* **TASK DESCRIPTION**: From the entries that follow, gather each line holding the word "Reset".

--- LISTING ---

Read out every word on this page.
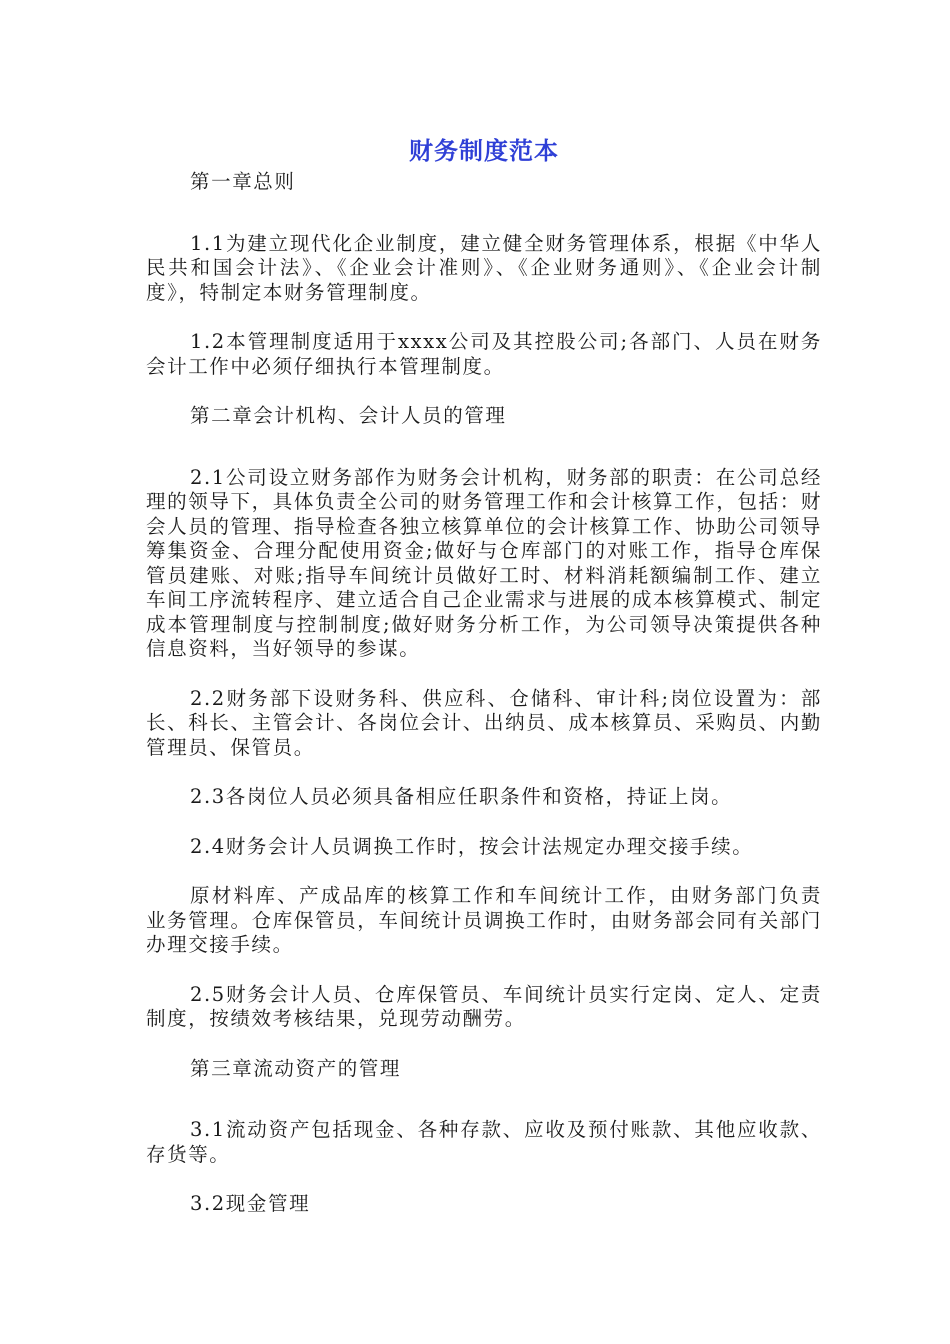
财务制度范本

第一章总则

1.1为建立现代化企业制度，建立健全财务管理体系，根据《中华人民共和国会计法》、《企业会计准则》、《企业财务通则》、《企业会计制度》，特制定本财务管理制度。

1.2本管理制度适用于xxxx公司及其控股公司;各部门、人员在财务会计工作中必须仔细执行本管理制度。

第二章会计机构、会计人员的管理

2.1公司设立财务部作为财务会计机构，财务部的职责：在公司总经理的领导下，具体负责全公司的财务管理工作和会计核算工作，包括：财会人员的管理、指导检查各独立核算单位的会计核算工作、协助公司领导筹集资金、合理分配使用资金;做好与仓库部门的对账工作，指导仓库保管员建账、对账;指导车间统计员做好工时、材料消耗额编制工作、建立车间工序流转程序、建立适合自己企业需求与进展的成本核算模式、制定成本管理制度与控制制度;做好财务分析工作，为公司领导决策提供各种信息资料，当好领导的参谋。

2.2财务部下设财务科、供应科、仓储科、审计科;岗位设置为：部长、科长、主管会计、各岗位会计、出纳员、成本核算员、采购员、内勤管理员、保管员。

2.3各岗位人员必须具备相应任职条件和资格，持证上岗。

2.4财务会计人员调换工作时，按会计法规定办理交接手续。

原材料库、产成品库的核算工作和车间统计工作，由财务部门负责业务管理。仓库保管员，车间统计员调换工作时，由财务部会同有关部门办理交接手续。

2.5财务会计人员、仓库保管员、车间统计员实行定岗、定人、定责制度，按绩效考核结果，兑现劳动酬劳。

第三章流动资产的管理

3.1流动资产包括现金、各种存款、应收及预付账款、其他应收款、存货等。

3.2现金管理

---
--- LISTING ---

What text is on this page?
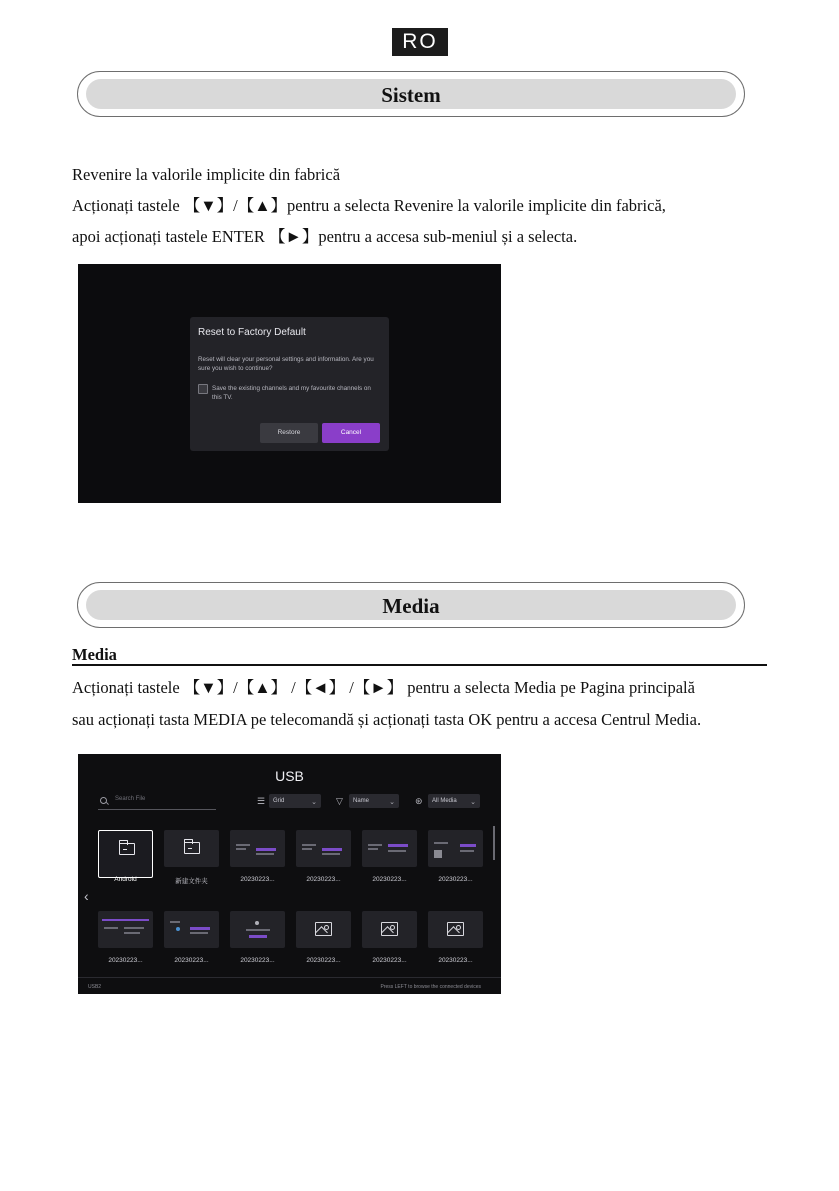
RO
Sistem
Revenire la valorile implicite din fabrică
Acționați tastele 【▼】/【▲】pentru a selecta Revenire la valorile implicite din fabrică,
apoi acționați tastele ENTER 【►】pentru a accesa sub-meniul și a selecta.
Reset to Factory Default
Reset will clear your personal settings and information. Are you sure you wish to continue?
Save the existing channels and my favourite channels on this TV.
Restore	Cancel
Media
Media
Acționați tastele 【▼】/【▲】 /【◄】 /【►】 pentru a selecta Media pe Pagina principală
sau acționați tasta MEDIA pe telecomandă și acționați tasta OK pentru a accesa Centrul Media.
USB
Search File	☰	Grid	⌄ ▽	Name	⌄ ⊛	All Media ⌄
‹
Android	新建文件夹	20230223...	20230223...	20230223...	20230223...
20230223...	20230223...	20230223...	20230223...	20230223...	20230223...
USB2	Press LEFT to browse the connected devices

---

* **ANSWER TO THIS EXERCISE**:
Reset to Factory Default
Reset will clear your personal settings and information. Are you sure you wish to continue?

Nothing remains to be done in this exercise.